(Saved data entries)
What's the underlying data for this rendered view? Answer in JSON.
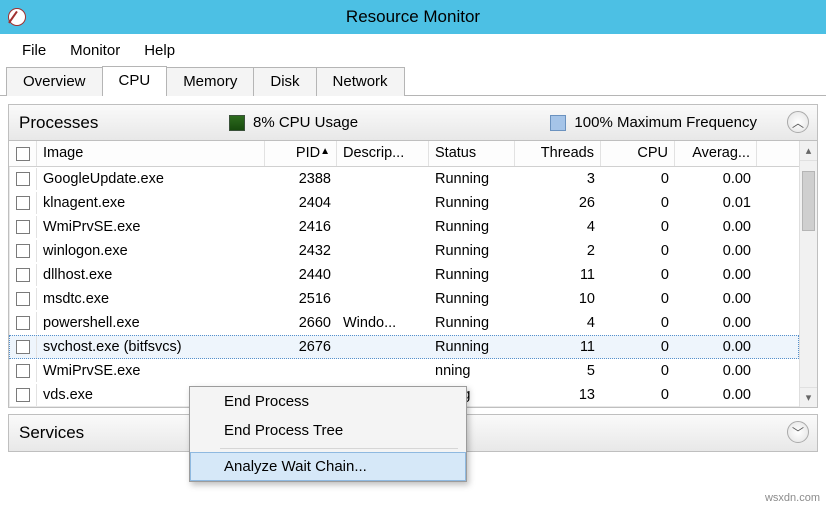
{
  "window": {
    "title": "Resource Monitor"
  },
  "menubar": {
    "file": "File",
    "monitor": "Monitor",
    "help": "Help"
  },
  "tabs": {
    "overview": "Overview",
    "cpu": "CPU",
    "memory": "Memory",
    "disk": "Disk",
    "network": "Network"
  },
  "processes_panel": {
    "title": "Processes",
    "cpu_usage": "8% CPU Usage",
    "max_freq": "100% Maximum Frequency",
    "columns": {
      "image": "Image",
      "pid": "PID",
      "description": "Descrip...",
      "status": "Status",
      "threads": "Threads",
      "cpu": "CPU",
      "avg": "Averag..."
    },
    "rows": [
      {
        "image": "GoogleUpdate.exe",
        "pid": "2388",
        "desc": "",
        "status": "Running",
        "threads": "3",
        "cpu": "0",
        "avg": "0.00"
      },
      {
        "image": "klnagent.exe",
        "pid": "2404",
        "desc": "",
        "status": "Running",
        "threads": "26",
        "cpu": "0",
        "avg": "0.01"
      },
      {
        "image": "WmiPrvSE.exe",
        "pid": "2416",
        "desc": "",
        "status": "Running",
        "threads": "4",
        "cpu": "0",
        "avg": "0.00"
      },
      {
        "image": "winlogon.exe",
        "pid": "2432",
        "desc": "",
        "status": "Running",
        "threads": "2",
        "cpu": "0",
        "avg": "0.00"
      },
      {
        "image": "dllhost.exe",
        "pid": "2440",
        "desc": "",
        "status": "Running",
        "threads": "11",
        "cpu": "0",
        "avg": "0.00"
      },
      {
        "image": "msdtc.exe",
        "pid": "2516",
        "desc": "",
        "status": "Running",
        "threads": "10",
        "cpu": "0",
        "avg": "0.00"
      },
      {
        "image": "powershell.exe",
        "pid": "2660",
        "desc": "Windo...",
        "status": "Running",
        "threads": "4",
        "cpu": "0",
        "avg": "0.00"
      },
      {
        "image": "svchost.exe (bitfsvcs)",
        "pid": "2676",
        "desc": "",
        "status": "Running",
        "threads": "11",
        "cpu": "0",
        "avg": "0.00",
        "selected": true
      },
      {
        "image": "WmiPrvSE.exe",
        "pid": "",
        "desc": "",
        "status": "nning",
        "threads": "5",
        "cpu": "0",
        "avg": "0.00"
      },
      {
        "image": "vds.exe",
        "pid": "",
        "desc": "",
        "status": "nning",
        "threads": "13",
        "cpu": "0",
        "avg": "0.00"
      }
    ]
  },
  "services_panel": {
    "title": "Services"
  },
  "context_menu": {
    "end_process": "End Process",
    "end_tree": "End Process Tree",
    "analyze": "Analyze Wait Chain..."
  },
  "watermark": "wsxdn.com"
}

## Aim of the exercise
Transcribe every record above exactly, leaving out the pictures.

## Solution for this task
What's the underlying data for this rendered view? Answer in JSON.
{
  "window": {
    "title": "Resource Monitor"
  },
  "menubar": {
    "file": "File",
    "monitor": "Monitor",
    "help": "Help"
  },
  "tabs": {
    "overview": "Overview",
    "cpu": "CPU",
    "memory": "Memory",
    "disk": "Disk",
    "network": "Network"
  },
  "processes_panel": {
    "title": "Processes",
    "cpu_usage": "8% CPU Usage",
    "max_freq": "100% Maximum Frequency",
    "columns": {
      "image": "Image",
      "pid": "PID",
      "description": "Descrip...",
      "status": "Status",
      "threads": "Threads",
      "cpu": "CPU",
      "avg": "Averag..."
    },
    "rows": [
      {
        "image": "GoogleUpdate.exe",
        "pid": "2388",
        "desc": "",
        "status": "Running",
        "threads": "3",
        "cpu": "0",
        "avg": "0.00"
      },
      {
        "image": "klnagent.exe",
        "pid": "2404",
        "desc": "",
        "status": "Running",
        "threads": "26",
        "cpu": "0",
        "avg": "0.01"
      },
      {
        "image": "WmiPrvSE.exe",
        "pid": "2416",
        "desc": "",
        "status": "Running",
        "threads": "4",
        "cpu": "0",
        "avg": "0.00"
      },
      {
        "image": "winlogon.exe",
        "pid": "2432",
        "desc": "",
        "status": "Running",
        "threads": "2",
        "cpu": "0",
        "avg": "0.00"
      },
      {
        "image": "dllhost.exe",
        "pid": "2440",
        "desc": "",
        "status": "Running",
        "threads": "11",
        "cpu": "0",
        "avg": "0.00"
      },
      {
        "image": "msdtc.exe",
        "pid": "2516",
        "desc": "",
        "status": "Running",
        "threads": "10",
        "cpu": "0",
        "avg": "0.00"
      },
      {
        "image": "powershell.exe",
        "pid": "2660",
        "desc": "Windo...",
        "status": "Running",
        "threads": "4",
        "cpu": "0",
        "avg": "0.00"
      },
      {
        "image": "svchost.exe (bitfsvcs)",
        "pid": "2676",
        "desc": "",
        "status": "Running",
        "threads": "11",
        "cpu": "0",
        "avg": "0.00",
        "selected": true
      },
      {
        "image": "WmiPrvSE.exe",
        "pid": "",
        "desc": "",
        "status": "nning",
        "threads": "5",
        "cpu": "0",
        "avg": "0.00"
      },
      {
        "image": "vds.exe",
        "pid": "",
        "desc": "",
        "status": "nning",
        "threads": "13",
        "cpu": "0",
        "avg": "0.00"
      }
    ]
  },
  "services_panel": {
    "title": "Services"
  },
  "context_menu": {
    "end_process": "End Process",
    "end_tree": "End Process Tree",
    "analyze": "Analyze Wait Chain..."
  },
  "watermark": "wsxdn.com"
}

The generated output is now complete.